▶ _GIVEN INSTRUCTION_
Wherever the string "colors" occurs in a line of these records, report that line.

▶ _Structured figure records_
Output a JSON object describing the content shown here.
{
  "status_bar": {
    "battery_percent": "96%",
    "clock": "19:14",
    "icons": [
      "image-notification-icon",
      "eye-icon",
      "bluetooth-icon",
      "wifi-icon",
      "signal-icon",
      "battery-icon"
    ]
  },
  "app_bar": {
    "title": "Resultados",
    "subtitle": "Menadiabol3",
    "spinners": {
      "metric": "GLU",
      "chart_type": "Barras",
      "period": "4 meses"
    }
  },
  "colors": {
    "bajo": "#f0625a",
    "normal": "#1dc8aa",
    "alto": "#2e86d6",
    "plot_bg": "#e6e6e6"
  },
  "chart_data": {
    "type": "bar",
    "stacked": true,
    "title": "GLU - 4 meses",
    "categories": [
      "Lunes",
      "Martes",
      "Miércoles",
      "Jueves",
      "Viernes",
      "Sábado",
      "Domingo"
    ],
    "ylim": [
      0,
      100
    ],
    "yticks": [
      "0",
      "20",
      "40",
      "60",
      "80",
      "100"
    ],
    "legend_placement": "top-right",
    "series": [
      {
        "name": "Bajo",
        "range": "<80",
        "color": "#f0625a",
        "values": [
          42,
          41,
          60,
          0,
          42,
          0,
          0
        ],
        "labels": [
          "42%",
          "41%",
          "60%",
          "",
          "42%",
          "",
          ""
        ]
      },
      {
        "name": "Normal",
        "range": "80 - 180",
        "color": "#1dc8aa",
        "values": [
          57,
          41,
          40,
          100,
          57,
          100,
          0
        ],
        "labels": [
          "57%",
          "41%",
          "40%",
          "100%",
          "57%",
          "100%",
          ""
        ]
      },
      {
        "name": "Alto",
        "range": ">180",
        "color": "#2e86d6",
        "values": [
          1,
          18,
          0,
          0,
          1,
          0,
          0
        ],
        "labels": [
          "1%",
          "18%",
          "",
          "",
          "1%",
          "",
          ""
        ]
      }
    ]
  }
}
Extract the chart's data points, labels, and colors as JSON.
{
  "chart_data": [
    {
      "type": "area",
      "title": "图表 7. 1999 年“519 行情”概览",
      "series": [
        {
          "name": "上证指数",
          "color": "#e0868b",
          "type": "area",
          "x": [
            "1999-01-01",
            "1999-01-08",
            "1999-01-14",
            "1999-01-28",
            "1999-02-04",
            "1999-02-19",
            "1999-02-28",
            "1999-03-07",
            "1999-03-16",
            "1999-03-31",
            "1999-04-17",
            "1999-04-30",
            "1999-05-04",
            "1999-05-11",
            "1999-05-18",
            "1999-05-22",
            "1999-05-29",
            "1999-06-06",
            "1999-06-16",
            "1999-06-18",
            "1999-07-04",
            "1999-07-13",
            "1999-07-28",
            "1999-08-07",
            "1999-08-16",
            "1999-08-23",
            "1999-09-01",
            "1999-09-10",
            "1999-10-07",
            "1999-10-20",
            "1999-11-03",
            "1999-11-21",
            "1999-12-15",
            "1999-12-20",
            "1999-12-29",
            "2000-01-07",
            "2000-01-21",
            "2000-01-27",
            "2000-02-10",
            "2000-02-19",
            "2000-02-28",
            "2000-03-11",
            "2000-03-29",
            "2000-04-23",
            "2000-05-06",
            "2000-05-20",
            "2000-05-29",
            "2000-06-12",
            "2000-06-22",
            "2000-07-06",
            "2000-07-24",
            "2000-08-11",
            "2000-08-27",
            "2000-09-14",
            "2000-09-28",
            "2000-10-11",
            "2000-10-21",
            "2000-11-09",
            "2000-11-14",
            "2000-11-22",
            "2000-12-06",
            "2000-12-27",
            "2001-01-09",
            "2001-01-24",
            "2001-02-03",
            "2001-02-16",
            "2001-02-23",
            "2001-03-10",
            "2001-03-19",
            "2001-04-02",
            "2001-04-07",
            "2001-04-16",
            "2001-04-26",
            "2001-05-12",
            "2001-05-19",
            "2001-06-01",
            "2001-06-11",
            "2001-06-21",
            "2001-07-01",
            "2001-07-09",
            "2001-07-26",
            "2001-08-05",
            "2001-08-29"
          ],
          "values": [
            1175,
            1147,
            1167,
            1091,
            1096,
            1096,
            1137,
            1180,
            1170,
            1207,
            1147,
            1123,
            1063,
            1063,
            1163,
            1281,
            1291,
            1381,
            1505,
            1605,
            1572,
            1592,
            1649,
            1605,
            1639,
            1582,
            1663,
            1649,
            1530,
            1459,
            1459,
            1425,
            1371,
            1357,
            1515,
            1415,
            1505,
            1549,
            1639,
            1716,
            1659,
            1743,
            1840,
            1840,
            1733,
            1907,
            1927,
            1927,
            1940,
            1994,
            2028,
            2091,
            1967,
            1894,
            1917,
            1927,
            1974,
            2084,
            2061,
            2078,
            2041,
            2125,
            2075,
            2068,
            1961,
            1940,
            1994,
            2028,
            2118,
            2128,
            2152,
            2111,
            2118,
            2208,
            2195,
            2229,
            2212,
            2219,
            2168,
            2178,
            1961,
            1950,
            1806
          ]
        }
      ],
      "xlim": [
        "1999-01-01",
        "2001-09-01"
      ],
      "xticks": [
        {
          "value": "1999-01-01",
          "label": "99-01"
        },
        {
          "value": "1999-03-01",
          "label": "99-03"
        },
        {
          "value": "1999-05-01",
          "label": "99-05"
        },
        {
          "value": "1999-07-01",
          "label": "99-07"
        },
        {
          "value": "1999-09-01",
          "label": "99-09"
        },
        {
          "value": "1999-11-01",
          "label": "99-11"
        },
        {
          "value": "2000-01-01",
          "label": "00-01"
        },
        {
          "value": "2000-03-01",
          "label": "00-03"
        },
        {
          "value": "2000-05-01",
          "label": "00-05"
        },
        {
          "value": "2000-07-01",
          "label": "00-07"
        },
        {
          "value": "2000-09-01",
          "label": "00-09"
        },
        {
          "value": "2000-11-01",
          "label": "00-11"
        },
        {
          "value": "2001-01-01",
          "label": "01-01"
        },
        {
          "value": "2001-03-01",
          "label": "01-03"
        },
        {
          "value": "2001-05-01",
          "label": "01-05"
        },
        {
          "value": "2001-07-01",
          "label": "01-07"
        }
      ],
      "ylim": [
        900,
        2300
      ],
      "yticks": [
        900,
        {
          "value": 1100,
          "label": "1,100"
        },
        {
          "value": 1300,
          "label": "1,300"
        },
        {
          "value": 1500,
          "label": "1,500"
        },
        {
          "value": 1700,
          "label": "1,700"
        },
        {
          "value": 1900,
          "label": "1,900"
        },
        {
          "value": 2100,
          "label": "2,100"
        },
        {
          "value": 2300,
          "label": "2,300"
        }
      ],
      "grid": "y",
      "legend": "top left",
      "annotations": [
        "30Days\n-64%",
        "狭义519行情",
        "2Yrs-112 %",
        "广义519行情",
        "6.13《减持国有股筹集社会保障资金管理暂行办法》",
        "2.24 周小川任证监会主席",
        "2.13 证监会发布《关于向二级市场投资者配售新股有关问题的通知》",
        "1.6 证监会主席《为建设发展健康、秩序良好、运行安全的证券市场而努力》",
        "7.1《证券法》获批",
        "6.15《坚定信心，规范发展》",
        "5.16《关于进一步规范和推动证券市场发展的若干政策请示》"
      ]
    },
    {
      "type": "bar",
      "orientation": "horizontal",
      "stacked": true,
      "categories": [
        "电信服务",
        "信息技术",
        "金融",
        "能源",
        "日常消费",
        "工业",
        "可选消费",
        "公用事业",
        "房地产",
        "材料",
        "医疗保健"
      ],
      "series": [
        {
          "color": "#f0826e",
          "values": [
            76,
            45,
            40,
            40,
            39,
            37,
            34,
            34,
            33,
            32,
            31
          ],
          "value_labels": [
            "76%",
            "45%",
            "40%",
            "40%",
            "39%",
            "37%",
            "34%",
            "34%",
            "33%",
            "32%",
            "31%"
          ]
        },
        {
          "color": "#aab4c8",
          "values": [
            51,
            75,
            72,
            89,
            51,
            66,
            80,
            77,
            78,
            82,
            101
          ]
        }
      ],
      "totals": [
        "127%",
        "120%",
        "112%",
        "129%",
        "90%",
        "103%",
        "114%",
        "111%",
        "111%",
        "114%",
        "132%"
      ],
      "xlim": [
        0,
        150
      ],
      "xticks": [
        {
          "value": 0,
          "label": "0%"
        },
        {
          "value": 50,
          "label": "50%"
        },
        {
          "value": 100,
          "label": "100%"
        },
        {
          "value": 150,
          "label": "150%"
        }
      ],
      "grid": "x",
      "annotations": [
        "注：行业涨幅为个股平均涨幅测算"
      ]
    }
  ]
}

▶ _ANSWER_
  "colors": {
Extract the chart's data points, labels, and colors as JSON.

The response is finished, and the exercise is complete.